## WHAT YOU HAVE TO DO
Every line of the material is to be quoted verbatim, minus the pictures.

## RECORDS PROVIDED
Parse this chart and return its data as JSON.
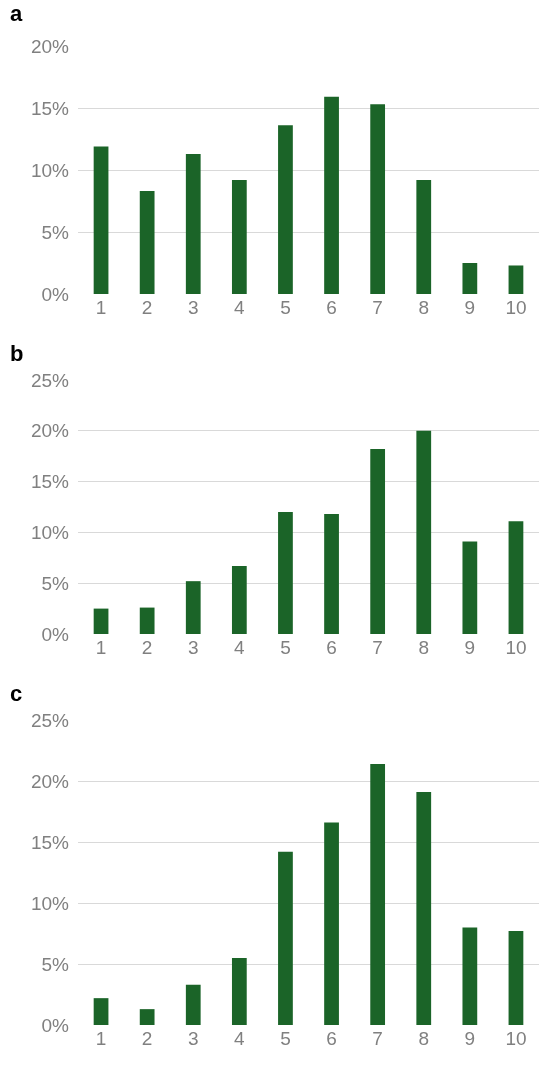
{
  "chart_data": [
    {
      "type": "bar",
      "title": "a",
      "categories": [
        "1",
        "2",
        "3",
        "4",
        "5",
        "6",
        "7",
        "8",
        "9",
        "10"
      ],
      "values": [
        11.9,
        8.3,
        11.3,
        9.2,
        13.6,
        15.9,
        15.3,
        9.2,
        2.5,
        2.3
      ],
      "color": "#1b6428",
      "ylim": [
        0,
        20
      ],
      "yticks": [
        {
          "value": 0,
          "label": "0%"
        },
        {
          "value": 5,
          "label": "5%"
        },
        {
          "value": 10,
          "label": "10%"
        },
        {
          "value": 15,
          "label": "15%"
        },
        {
          "value": 20,
          "label": "20%"
        }
      ],
      "grid": "y",
      "legend": false
    },
    {
      "type": "bar",
      "title": "b",
      "categories": [
        "1",
        "2",
        "3",
        "4",
        "5",
        "6",
        "7",
        "8",
        "9",
        "10"
      ],
      "values": [
        2.5,
        2.6,
        5.2,
        6.7,
        12.0,
        11.8,
        18.2,
        20.0,
        9.1,
        11.1
      ],
      "color": "#1b6428",
      "ylim": [
        0,
        25
      ],
      "yticks": [
        {
          "value": 0,
          "label": "0%"
        },
        {
          "value": 5,
          "label": "5%"
        },
        {
          "value": 10,
          "label": "10%"
        },
        {
          "value": 15,
          "label": "15%"
        },
        {
          "value": 20,
          "label": "20%"
        },
        {
          "value": 25,
          "label": "25%"
        }
      ],
      "grid": "y",
      "legend": false
    },
    {
      "type": "bar",
      "title": "c",
      "categories": [
        "1",
        "2",
        "3",
        "4",
        "5",
        "6",
        "7",
        "8",
        "9",
        "10"
      ],
      "values": [
        2.2,
        1.3,
        3.3,
        5.5,
        14.2,
        16.6,
        21.4,
        19.1,
        8.0,
        7.7
      ],
      "color": "#1b6428",
      "ylim": [
        0,
        25
      ],
      "yticks": [
        {
          "value": 0,
          "label": "0%"
        },
        {
          "value": 5,
          "label": "5%"
        },
        {
          "value": 10,
          "label": "10%"
        },
        {
          "value": 15,
          "label": "15%"
        },
        {
          "value": 20,
          "label": "20%"
        },
        {
          "value": 25,
          "label": "25%"
        }
      ],
      "grid": "y",
      "legend": false
    }
  ]
}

## FINAL RESULT
Parse this chart and return its data as JSON.
{
  "chart_data": [
    {
      "type": "bar",
      "title": "a",
      "categories": [
        "1",
        "2",
        "3",
        "4",
        "5",
        "6",
        "7",
        "8",
        "9",
        "10"
      ],
      "values": [
        11.9,
        8.3,
        11.3,
        9.2,
        13.6,
        15.9,
        15.3,
        9.2,
        2.5,
        2.3
      ],
      "color": "#1b6428",
      "ylim": [
        0,
        20
      ],
      "yticks": [
        {
          "value": 0,
          "label": "0%"
        },
        {
          "value": 5,
          "label": "5%"
        },
        {
          "value": 10,
          "label": "10%"
        },
        {
          "value": 15,
          "label": "15%"
        },
        {
          "value": 20,
          "label": "20%"
        }
      ],
      "grid": "y",
      "legend": false
    },
    {
      "type": "bar",
      "title": "b",
      "categories": [
        "1",
        "2",
        "3",
        "4",
        "5",
        "6",
        "7",
        "8",
        "9",
        "10"
      ],
      "values": [
        2.5,
        2.6,
        5.2,
        6.7,
        12.0,
        11.8,
        18.2,
        20.0,
        9.1,
        11.1
      ],
      "color": "#1b6428",
      "ylim": [
        0,
        25
      ],
      "yticks": [
        {
          "value": 0,
          "label": "0%"
        },
        {
          "value": 5,
          "label": "5%"
        },
        {
          "value": 10,
          "label": "10%"
        },
        {
          "value": 15,
          "label": "15%"
        },
        {
          "value": 20,
          "label": "20%"
        },
        {
          "value": 25,
          "label": "25%"
        }
      ],
      "grid": "y",
      "legend": false
    },
    {
      "type": "bar",
      "title": "c",
      "categories": [
        "1",
        "2",
        "3",
        "4",
        "5",
        "6",
        "7",
        "8",
        "9",
        "10"
      ],
      "values": [
        2.2,
        1.3,
        3.3,
        5.5,
        14.2,
        16.6,
        21.4,
        19.1,
        8.0,
        7.7
      ],
      "color": "#1b6428",
      "ylim": [
        0,
        25
      ],
      "yticks": [
        {
          "value": 0,
          "label": "0%"
        },
        {
          "value": 5,
          "label": "5%"
        },
        {
          "value": 10,
          "label": "10%"
        },
        {
          "value": 15,
          "label": "15%"
        },
        {
          "value": 20,
          "label": "20%"
        },
        {
          "value": 25,
          "label": "25%"
        }
      ],
      "grid": "y",
      "legend": false
    }
  ]
}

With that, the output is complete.